(Some records)
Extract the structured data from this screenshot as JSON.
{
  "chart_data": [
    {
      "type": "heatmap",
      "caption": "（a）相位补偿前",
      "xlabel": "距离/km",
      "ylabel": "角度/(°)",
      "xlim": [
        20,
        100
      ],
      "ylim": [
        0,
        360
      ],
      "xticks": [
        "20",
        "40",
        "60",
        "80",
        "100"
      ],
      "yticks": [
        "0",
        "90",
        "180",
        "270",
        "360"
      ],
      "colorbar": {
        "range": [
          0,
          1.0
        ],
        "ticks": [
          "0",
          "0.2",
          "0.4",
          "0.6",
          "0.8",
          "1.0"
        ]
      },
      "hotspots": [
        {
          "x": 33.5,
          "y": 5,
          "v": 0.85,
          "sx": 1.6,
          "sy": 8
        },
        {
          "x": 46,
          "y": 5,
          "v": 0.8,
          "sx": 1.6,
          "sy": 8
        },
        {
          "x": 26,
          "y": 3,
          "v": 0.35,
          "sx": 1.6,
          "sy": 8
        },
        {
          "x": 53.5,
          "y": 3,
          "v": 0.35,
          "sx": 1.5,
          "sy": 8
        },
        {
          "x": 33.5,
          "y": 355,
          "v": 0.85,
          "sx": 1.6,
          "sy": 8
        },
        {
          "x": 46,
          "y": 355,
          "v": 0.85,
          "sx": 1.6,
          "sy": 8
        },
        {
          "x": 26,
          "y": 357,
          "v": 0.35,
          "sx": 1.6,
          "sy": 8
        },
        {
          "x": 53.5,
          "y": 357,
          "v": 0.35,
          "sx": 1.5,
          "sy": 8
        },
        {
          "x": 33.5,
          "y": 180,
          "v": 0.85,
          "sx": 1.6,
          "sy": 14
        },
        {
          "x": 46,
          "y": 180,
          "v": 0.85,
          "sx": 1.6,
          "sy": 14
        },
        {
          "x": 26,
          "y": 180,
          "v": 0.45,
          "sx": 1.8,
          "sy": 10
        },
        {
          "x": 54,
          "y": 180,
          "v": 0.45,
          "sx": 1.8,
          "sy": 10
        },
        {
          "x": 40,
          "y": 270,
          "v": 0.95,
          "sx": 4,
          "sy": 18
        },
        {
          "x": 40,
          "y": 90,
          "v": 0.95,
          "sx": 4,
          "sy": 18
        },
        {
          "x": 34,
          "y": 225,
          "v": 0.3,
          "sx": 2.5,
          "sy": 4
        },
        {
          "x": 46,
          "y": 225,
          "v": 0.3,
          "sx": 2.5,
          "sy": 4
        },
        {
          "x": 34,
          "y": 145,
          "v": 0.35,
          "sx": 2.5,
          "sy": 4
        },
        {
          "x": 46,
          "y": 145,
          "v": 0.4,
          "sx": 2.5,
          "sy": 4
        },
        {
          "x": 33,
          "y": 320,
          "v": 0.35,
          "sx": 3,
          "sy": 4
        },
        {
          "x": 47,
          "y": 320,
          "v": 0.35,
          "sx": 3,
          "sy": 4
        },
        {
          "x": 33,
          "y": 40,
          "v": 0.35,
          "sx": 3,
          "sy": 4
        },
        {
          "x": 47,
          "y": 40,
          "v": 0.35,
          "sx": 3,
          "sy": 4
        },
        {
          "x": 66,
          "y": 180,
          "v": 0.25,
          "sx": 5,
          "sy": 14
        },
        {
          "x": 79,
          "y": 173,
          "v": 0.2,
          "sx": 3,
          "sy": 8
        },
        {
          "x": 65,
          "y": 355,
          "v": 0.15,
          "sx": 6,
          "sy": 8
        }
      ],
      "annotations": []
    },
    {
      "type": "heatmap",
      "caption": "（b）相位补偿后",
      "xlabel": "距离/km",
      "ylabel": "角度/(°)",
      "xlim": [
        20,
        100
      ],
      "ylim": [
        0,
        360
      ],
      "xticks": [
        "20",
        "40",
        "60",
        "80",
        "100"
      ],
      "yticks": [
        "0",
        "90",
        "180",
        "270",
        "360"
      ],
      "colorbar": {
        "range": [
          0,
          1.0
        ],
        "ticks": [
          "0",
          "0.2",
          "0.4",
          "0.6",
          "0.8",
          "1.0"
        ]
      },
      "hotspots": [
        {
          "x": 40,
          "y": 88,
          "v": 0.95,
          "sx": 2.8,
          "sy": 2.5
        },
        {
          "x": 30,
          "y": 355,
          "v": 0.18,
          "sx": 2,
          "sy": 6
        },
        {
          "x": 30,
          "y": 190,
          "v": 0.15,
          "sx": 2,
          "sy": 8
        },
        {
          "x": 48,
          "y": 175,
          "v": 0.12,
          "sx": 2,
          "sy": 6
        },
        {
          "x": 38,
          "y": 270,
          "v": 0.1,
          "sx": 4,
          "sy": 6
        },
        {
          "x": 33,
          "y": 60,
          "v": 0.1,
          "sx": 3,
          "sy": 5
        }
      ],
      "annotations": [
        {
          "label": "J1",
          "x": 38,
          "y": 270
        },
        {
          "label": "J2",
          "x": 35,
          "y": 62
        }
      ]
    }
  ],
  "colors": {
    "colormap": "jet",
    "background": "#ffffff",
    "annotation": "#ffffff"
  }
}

What the task asks :: Write the material out exactly, with nothing left out.

Result below ::
Extract the structured data from this screenshot as JSON.
{
  "chart_data": [
    {
      "type": "heatmap",
      "caption": "（a）相位补偿前",
      "xlabel": "距离/km",
      "ylabel": "角度/(°)",
      "xlim": [
        20,
        100
      ],
      "ylim": [
        0,
        360
      ],
      "xticks": [
        "20",
        "40",
        "60",
        "80",
        "100"
      ],
      "yticks": [
        "0",
        "90",
        "180",
        "270",
        "360"
      ],
      "colorbar": {
        "range": [
          0,
          1.0
        ],
        "ticks": [
          "0",
          "0.2",
          "0.4",
          "0.6",
          "0.8",
          "1.0"
        ]
      },
      "hotspots": [
        {
          "x": 33.5,
          "y": 5,
          "v": 0.85,
          "sx": 1.6,
          "sy": 8
        },
        {
          "x": 46,
          "y": 5,
          "v": 0.8,
          "sx": 1.6,
          "sy": 8
        },
        {
          "x": 26,
          "y": 3,
          "v": 0.35,
          "sx": 1.6,
          "sy": 8
        },
        {
          "x": 53.5,
          "y": 3,
          "v": 0.35,
          "sx": 1.5,
          "sy": 8
        },
        {
          "x": 33.5,
          "y": 355,
          "v": 0.85,
          "sx": 1.6,
          "sy": 8
        },
        {
          "x": 46,
          "y": 355,
          "v": 0.85,
          "sx": 1.6,
          "sy": 8
        },
        {
          "x": 26,
          "y": 357,
          "v": 0.35,
          "sx": 1.6,
          "sy": 8
        },
        {
          "x": 53.5,
          "y": 357,
          "v": 0.35,
          "sx": 1.5,
          "sy": 8
        },
        {
          "x": 33.5,
          "y": 180,
          "v": 0.85,
          "sx": 1.6,
          "sy": 14
        },
        {
          "x": 46,
          "y": 180,
          "v": 0.85,
          "sx": 1.6,
          "sy": 14
        },
        {
          "x": 26,
          "y": 180,
          "v": 0.45,
          "sx": 1.8,
          "sy": 10
        },
        {
          "x": 54,
          "y": 180,
          "v": 0.45,
          "sx": 1.8,
          "sy": 10
        },
        {
          "x": 40,
          "y": 270,
          "v": 0.95,
          "sx": 4,
          "sy": 18
        },
        {
          "x": 40,
          "y": 90,
          "v": 0.95,
          "sx": 4,
          "sy": 18
        },
        {
          "x": 34,
          "y": 225,
          "v": 0.3,
          "sx": 2.5,
          "sy": 4
        },
        {
          "x": 46,
          "y": 225,
          "v": 0.3,
          "sx": 2.5,
          "sy": 4
        },
        {
          "x": 34,
          "y": 145,
          "v": 0.35,
          "sx": 2.5,
          "sy": 4
        },
        {
          "x": 46,
          "y": 145,
          "v": 0.4,
          "sx": 2.5,
          "sy": 4
        },
        {
          "x": 33,
          "y": 320,
          "v": 0.35,
          "sx": 3,
          "sy": 4
        },
        {
          "x": 47,
          "y": 320,
          "v": 0.35,
          "sx": 3,
          "sy": 4
        },
        {
          "x": 33,
          "y": 40,
          "v": 0.35,
          "sx": 3,
          "sy": 4
        },
        {
          "x": 47,
          "y": 40,
          "v": 0.35,
          "sx": 3,
          "sy": 4
        },
        {
          "x": 66,
          "y": 180,
          "v": 0.25,
          "sx": 5,
          "sy": 14
        },
        {
          "x": 79,
          "y": 173,
          "v": 0.2,
          "sx": 3,
          "sy": 8
        },
        {
          "x": 65,
          "y": 355,
          "v": 0.15,
          "sx": 6,
          "sy": 8
        }
      ],
      "annotations": []
    },
    {
      "type": "heatmap",
      "caption": "（b）相位补偿后",
      "xlabel": "距离/km",
      "ylabel": "角度/(°)",
      "xlim": [
        20,
        100
      ],
      "ylim": [
        0,
        360
      ],
      "xticks": [
        "20",
        "40",
        "60",
        "80",
        "100"
      ],
      "yticks": [
        "0",
        "90",
        "180",
        "270",
        "360"
      ],
      "colorbar": {
        "range": [
          0,
          1.0
        ],
        "ticks": [
          "0",
          "0.2",
          "0.4",
          "0.6",
          "0.8",
          "1.0"
        ]
      },
      "hotspots": [
        {
          "x": 40,
          "y": 88,
          "v": 0.95,
          "sx": 2.8,
          "sy": 2.5
        },
        {
          "x": 30,
          "y": 355,
          "v": 0.18,
          "sx": 2,
          "sy": 6
        },
        {
          "x": 30,
          "y": 190,
          "v": 0.15,
          "sx": 2,
          "sy": 8
        },
        {
          "x": 48,
          "y": 175,
          "v": 0.12,
          "sx": 2,
          "sy": 6
        },
        {
          "x": 38,
          "y": 270,
          "v": 0.1,
          "sx": 4,
          "sy": 6
        },
        {
          "x": 33,
          "y": 60,
          "v": 0.1,
          "sx": 3,
          "sy": 5
        }
      ],
      "annotations": [
        {
          "label": "J1",
          "x": 38,
          "y": 270
        },
        {
          "label": "J2",
          "x": 35,
          "y": 62
        }
      ]
    }
  ],
  "colors": {
    "colormap": "jet",
    "background": "#ffffff",
    "annotation": "#ffffff"
  }
}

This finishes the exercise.